Task instructions: Your task is to repeat all of the material exactly.

Dataset extract:
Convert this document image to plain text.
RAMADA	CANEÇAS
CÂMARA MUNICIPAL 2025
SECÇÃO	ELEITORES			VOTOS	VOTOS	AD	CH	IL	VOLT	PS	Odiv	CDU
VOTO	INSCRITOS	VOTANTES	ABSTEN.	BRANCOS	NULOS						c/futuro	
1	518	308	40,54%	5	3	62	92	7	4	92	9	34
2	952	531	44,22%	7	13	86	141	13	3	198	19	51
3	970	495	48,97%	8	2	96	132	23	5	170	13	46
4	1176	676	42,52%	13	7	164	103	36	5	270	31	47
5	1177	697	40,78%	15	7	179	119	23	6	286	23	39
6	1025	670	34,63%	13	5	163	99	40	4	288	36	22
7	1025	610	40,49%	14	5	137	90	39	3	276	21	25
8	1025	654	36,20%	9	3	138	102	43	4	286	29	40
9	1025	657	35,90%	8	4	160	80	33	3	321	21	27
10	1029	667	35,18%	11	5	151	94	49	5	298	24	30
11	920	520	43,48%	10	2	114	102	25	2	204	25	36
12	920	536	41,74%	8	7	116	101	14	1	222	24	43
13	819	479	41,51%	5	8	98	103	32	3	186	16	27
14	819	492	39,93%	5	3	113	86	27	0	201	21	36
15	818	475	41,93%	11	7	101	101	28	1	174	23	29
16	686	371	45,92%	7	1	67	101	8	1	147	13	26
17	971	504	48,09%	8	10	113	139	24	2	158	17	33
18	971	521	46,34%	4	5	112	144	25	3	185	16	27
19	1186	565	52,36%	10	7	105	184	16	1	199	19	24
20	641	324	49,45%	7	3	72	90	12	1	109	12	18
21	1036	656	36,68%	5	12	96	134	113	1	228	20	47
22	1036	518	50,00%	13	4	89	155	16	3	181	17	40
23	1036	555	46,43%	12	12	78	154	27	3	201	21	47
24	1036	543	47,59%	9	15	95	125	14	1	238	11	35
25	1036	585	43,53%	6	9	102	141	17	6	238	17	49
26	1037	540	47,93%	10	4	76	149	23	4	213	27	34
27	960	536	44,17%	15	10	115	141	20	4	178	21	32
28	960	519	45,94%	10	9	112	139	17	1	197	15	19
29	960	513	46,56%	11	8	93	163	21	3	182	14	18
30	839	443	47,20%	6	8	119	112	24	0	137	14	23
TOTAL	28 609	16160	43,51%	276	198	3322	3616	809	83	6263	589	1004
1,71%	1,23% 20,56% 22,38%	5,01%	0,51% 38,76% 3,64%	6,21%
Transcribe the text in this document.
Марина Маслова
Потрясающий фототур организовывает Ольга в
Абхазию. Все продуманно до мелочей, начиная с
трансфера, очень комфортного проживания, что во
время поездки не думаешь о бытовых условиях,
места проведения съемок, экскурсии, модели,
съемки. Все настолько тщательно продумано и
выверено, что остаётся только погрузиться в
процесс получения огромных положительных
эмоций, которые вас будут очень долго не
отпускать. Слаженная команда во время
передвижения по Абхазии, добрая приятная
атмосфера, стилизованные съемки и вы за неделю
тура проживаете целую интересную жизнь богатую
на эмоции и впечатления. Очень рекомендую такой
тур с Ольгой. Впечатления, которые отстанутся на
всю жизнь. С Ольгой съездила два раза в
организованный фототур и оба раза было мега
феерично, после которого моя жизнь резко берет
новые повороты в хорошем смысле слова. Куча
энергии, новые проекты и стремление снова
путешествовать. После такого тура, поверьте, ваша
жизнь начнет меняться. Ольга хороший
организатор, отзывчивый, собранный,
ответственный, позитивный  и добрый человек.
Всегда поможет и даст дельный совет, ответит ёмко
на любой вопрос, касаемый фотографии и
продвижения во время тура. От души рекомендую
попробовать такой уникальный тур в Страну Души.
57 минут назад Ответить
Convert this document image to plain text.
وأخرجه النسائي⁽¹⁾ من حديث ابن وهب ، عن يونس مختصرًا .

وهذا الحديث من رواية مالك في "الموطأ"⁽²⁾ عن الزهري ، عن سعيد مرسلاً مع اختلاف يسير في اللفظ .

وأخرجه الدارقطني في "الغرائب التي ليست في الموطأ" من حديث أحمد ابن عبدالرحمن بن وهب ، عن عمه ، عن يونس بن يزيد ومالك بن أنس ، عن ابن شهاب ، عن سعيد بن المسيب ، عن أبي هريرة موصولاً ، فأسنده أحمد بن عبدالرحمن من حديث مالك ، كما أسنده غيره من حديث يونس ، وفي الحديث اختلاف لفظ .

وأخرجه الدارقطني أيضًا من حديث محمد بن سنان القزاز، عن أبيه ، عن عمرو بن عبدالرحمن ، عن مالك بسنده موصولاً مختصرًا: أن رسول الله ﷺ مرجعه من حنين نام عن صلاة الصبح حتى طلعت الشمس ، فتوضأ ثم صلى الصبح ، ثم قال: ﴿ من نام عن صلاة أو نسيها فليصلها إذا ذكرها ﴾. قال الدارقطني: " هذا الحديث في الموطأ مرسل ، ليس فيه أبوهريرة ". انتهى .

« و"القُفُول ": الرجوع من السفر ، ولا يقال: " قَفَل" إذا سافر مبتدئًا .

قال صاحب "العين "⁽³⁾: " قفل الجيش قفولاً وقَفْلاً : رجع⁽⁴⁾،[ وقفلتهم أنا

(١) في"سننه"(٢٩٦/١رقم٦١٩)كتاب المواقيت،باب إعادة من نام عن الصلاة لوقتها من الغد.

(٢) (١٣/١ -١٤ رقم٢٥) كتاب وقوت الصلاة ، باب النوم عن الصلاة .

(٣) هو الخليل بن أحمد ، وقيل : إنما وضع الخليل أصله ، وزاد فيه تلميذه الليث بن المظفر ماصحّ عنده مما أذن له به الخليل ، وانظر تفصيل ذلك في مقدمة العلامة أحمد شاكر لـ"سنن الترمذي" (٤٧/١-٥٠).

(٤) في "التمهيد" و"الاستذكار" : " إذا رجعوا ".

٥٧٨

Correct output:
Convert this document image to plain text.
RAMADA	CANEÇAS
CÂMARA MUNICIPAL 2025
SECÇÃO	ELEITORES			VOTOS	VOTOS	AD	CH	IL	VOLT	PS	Odiv	CDU
VOTO	INSCRITOS	VOTANTES	ABSTEN.	BRANCOS	NULOS						c/futuro	
1	518	308	40,54%	5	3	62	92	7	4	92	9	34
2	952	531	44,22%	7	13	86	141	13	3	198	19	51
3	970	495	48,97%	8	2	96	132	23	5	170	13	46
4	1176	676	42,52%	13	7	164	103	36	5	270	31	47
5	1177	697	40,78%	15	7	179	119	23	6	286	23	39
6	1025	670	34,63%	13	5	163	99	40	4	288	36	22
7	1025	610	40,49%	14	5	137	90	39	3	276	21	25
8	1025	654	36,20%	9	3	138	102	43	4	286	29	40
9	1025	657	35,90%	8	4	160	80	33	3	321	21	27
10	1029	667	35,18%	11	5	151	94	49	5	298	24	30
11	920	520	43,48%	10	2	114	102	25	2	204	25	36
12	920	536	41,74%	8	7	116	101	14	1	222	24	43
13	819	479	41,51%	5	8	98	103	32	3	186	16	27
14	819	492	39,93%	5	3	113	86	27	0	201	21	36
15	818	475	41,93%	11	7	101	101	28	1	174	23	29
16	686	371	45,92%	7	1	67	101	8	1	147	13	26
17	971	504	48,09%	8	10	113	139	24	2	158	17	33
18	971	521	46,34%	4	5	112	144	25	3	185	16	27
19	1186	565	52,36%	10	7	105	184	16	1	199	19	24
20	641	324	49,45%	7	3	72	90	12	1	109	12	18
21	1036	656	36,68%	5	12	96	134	113	1	228	20	47
22	1036	518	50,00%	13	4	89	155	16	3	181	17	40
23	1036	555	46,43%	12	12	78	154	27	3	201	21	47
24	1036	543	47,59%	9	15	95	125	14	1	238	11	35
25	1036	585	43,53%	6	9	102	141	17	6	238	17	49
26	1037	540	47,93%	10	4	76	149	23	4	213	27	34
27	960	536	44,17%	15	10	115	141	20	4	178	21	32
28	960	519	45,94%	10	9	112	139	17	1	197	15	19
29	960	513	46,56%	11	8	93	163	21	3	182	14	18
30	839	443	47,20%	6	8	119	112	24	0	137	14	23
TOTAL	28 609	16160	43,51%	276	198	3322	3616	809	83	6263	589	1004
1,71%	1,23% 20,56% 22,38%	5,01%	0,51% 38,76% 3,64%	6,21%
Transcribe the text in this document.
Марина Маслова
Потрясающий фототур организовывает Ольга в
Абхазию. Все продуманно до мелочей, начиная с
трансфера, очень комфортного проживания, что во
время поездки не думаешь о бытовых условиях,
места проведения съемок, экскурсии, модели,
съемки. Все настолько тщательно продумано и
выверено, что остаётся только погрузиться в
процесс получения огромных положительных
эмоций, которые вас будут очень долго не
отпускать. Слаженная команда во время
передвижения по Абхазии, добрая приятная
атмосфера, стилизованные съемки и вы за неделю
тура проживаете целую интересную жизнь богатую
на эмоции и впечатления. Очень рекомендую такой
тур с Ольгой. Впечатления, которые отстанутся на
всю жизнь. С Ольгой съездила два раза в
организованный фототур и оба раза было мега
феерично, после которого моя жизнь резко берет
новые повороты в хорошем смысле слова. Куча
энергии, новые проекты и стремление снова
путешествовать. После такого тура, поверьте, ваша
жизнь начнет меняться. Ольга хороший
организатор, отзывчивый, собранный,
ответственный, позитивный  и добрый человек.
Всегда поможет и даст дельный совет, ответит ёмко
на любой вопрос, касаемый фотографии и
продвижения во время тура. От души рекомендую
попробовать такой уникальный тур в Страну Души.
57 минут назад Ответить
Convert this document image to plain text.
وأخرجه النسائي⁽¹⁾ من حديث ابن وهب ، عن يونس مختصرًا .

وهذا الحديث من رواية مالك في "الموطأ"⁽²⁾ عن الزهري ، عن سعيد مرسلاً مع اختلاف يسير في اللفظ .

وأخرجه الدارقطني في "الغرائب التي ليست في الموطأ" من حديث أحمد ابن عبدالرحمن بن وهب ، عن عمه ، عن يونس بن يزيد ومالك بن أنس ، عن ابن شهاب ، عن سعيد بن المسيب ، عن أبي هريرة موصولاً ، فأسنده أحمد بن عبدالرحمن من حديث مالك ، كما أسنده غيره من حديث يونس ، وفي الحديث اختلاف لفظ .

وأخرجه الدارقطني أيضًا من حديث محمد بن سنان القزاز، عن أبيه ، عن عمرو بن عبدالرحمن ، عن مالك بسنده موصولاً مختصرًا: أن رسول الله ﷺ مرجعه من حنين نام عن صلاة الصبح حتى طلعت الشمس ، فتوضأ ثم صلى الصبح ، ثم قال: ﴿ من نام عن صلاة أو نسيها فليصلها إذا ذكرها ﴾. قال الدارقطني: " هذا الحديث في الموطأ مرسل ، ليس فيه أبوهريرة ". انتهى .

« و"القُفُول ": الرجوع من السفر ، ولا يقال: " قَفَل" إذا سافر مبتدئًا .

قال صاحب "العين "⁽³⁾: " قفل الجيش قفولاً وقَفْلاً : رجع⁽⁴⁾،[ وقفلتهم أنا

(١) في"سننه"(٢٩٦/١رقم٦١٩)كتاب المواقيت،باب إعادة من نام عن الصلاة لوقتها من الغد.

(٢) (١٣/١ -١٤ رقم٢٥) كتاب وقوت الصلاة ، باب النوم عن الصلاة .

(٣) هو الخليل بن أحمد ، وقيل : إنما وضع الخليل أصله ، وزاد فيه تلميذه الليث بن المظفر ماصحّ عنده مما أذن له به الخليل ، وانظر تفصيل ذلك في مقدمة العلامة أحمد شاكر لـ"سنن الترمذي" (٤٧/١-٥٠).

(٤) في "التمهيد" و"الاستذكار" : " إذا رجعوا ".

٥٧٨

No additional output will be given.